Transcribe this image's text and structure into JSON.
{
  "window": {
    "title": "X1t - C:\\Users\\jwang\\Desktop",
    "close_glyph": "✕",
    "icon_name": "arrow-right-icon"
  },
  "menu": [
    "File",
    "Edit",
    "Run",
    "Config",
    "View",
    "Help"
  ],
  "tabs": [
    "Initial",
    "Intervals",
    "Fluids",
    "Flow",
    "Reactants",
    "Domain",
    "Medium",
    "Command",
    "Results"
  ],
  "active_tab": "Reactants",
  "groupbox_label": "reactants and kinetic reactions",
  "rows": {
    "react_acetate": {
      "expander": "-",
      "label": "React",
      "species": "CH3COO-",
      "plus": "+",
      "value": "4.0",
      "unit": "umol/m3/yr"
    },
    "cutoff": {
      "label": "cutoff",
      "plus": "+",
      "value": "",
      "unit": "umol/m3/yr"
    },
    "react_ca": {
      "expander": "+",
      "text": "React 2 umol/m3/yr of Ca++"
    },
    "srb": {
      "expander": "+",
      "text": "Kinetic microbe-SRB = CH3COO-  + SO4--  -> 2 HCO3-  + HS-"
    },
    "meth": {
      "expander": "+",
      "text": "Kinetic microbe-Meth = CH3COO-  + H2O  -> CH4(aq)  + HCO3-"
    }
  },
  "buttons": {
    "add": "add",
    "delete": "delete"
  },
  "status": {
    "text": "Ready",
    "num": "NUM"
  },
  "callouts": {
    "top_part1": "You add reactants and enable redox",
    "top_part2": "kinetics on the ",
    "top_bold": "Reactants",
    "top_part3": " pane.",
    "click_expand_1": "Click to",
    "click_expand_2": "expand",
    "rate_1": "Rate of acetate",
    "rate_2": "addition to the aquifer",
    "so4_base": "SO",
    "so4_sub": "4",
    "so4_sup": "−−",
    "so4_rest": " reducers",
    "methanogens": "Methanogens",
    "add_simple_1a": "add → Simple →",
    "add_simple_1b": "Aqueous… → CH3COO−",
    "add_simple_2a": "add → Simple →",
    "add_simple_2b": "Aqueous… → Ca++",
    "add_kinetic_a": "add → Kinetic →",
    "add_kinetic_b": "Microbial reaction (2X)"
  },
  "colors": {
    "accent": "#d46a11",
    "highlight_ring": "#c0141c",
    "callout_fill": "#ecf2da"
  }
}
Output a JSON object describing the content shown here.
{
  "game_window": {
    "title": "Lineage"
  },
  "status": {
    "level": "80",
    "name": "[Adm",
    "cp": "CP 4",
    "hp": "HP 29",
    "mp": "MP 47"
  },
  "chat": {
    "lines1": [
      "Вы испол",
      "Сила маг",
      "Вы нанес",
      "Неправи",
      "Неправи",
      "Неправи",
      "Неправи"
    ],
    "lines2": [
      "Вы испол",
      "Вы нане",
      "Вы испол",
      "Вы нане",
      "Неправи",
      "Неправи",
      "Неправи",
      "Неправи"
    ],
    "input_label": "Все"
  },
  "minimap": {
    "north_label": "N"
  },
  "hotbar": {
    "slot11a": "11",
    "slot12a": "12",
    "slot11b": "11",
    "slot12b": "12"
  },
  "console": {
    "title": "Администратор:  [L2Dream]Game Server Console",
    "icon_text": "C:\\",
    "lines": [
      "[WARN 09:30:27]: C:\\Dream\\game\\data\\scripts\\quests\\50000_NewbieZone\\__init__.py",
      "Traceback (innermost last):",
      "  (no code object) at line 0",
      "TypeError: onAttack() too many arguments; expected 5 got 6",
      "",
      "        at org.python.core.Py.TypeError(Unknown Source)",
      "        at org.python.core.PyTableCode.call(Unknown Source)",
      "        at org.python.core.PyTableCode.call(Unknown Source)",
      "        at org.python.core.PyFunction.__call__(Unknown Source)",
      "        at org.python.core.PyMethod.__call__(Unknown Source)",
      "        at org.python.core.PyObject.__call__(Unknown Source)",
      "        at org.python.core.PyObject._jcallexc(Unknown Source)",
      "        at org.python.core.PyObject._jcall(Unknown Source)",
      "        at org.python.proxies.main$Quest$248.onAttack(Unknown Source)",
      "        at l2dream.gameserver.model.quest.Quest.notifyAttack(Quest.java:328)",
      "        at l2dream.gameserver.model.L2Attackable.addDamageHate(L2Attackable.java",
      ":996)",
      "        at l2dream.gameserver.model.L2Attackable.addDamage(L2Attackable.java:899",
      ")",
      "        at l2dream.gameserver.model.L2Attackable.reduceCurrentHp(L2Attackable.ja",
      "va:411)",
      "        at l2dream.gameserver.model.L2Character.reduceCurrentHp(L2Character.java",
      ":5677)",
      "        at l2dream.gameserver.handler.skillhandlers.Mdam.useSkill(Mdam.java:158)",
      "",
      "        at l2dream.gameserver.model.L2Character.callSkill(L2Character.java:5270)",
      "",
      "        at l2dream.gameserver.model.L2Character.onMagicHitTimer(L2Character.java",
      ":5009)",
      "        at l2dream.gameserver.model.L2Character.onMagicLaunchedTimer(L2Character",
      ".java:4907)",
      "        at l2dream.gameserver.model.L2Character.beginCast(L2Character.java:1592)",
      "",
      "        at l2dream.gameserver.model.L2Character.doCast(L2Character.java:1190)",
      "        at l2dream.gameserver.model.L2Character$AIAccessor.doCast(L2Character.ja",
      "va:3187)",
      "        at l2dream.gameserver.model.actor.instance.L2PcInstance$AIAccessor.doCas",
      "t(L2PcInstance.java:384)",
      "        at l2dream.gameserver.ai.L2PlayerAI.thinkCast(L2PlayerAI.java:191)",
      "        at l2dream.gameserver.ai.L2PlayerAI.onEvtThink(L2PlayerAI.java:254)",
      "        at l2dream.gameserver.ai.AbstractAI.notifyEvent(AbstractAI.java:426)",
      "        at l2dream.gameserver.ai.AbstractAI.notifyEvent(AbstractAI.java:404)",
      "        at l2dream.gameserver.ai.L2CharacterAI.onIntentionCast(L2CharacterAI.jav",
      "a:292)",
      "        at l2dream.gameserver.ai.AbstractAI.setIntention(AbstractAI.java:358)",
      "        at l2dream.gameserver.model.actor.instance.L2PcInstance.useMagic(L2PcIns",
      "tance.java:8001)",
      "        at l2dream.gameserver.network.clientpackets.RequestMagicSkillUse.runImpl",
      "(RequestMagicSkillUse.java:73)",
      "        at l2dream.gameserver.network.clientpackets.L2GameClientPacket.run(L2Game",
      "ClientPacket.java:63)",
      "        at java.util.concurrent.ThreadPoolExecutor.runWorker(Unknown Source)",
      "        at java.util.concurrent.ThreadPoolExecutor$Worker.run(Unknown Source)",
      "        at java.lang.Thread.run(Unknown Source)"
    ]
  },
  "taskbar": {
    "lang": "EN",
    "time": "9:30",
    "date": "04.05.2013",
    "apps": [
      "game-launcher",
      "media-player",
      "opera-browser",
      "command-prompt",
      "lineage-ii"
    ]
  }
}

++++++++++++++++++++

» Problem description
Copy all the lines above that hold the string "util".

» Answer to the exercise
      "        at java.util.concurrent.ThreadPoolExecutor.runWorker(Unknown Source)",
      "        at java.util.concurrent.ThreadPoolExecutor$Worker.run(Unknown Source)",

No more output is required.